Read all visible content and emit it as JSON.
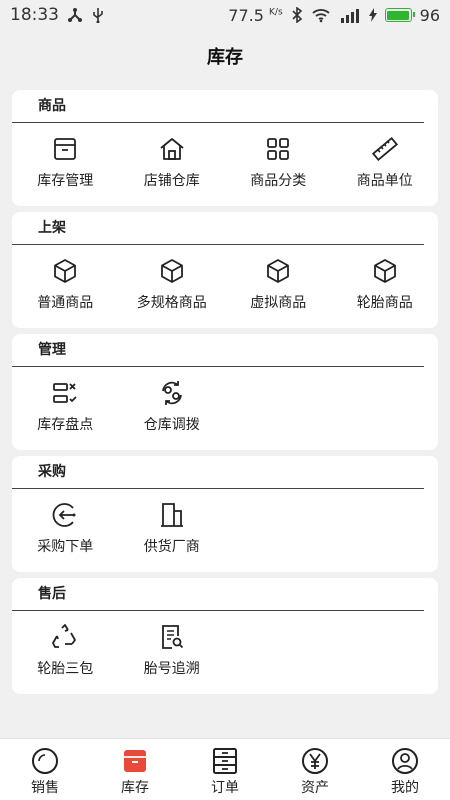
{
  "status_bar": {
    "time": "18:33",
    "speed_value": "77.5",
    "speed_unit": "K/s",
    "battery": "96",
    "colors": {
      "battery": "#2fb52f"
    }
  },
  "header": {
    "title": "库存"
  },
  "sections": [
    {
      "title": "商品",
      "items": [
        {
          "label": "库存管理",
          "icon": "box-icon"
        },
        {
          "label": "店铺仓库",
          "icon": "home-icon"
        },
        {
          "label": "商品分类",
          "icon": "grid-icon"
        },
        {
          "label": "商品单位",
          "icon": "ruler-icon"
        }
      ]
    },
    {
      "title": "上架",
      "items": [
        {
          "label": "普通商品",
          "icon": "cube-icon"
        },
        {
          "label": "多规格商品",
          "icon": "cube-icon"
        },
        {
          "label": "虚拟商品",
          "icon": "cube-icon"
        },
        {
          "label": "轮胎商品",
          "icon": "cube-icon"
        }
      ]
    },
    {
      "title": "管理",
      "items": [
        {
          "label": "库存盘点",
          "icon": "checklist-icon"
        },
        {
          "label": "仓库调拨",
          "icon": "transfer-icon"
        }
      ]
    },
    {
      "title": "采购",
      "items": [
        {
          "label": "采购下单",
          "icon": "arrow-circle-icon"
        },
        {
          "label": "供货厂商",
          "icon": "building-icon"
        }
      ]
    },
    {
      "title": "售后",
      "items": [
        {
          "label": "轮胎三包",
          "icon": "recycle-icon"
        },
        {
          "label": "胎号追溯",
          "icon": "document-search-icon"
        }
      ]
    }
  ],
  "bottom_nav": [
    {
      "label": "销售",
      "icon": "circle-icon",
      "active": false
    },
    {
      "label": "库存",
      "icon": "box-filled-icon",
      "active": true
    },
    {
      "label": "订单",
      "icon": "cabinet-icon",
      "active": false
    },
    {
      "label": "资产",
      "icon": "yen-icon",
      "active": false
    },
    {
      "label": "我的",
      "icon": "user-icon",
      "active": false
    }
  ],
  "colors": {
    "accent": "#e8493a",
    "text": "#222222",
    "background": "#f0f0f0"
  }
}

__Requirements__.
Which lines above hold the word "title"? Copy each of them.

__Response__.
    "title": "库存"
      "title": "商品",
      "title": "上架",
      "title": "管理",
      "title": "采购",
      "title": "售后",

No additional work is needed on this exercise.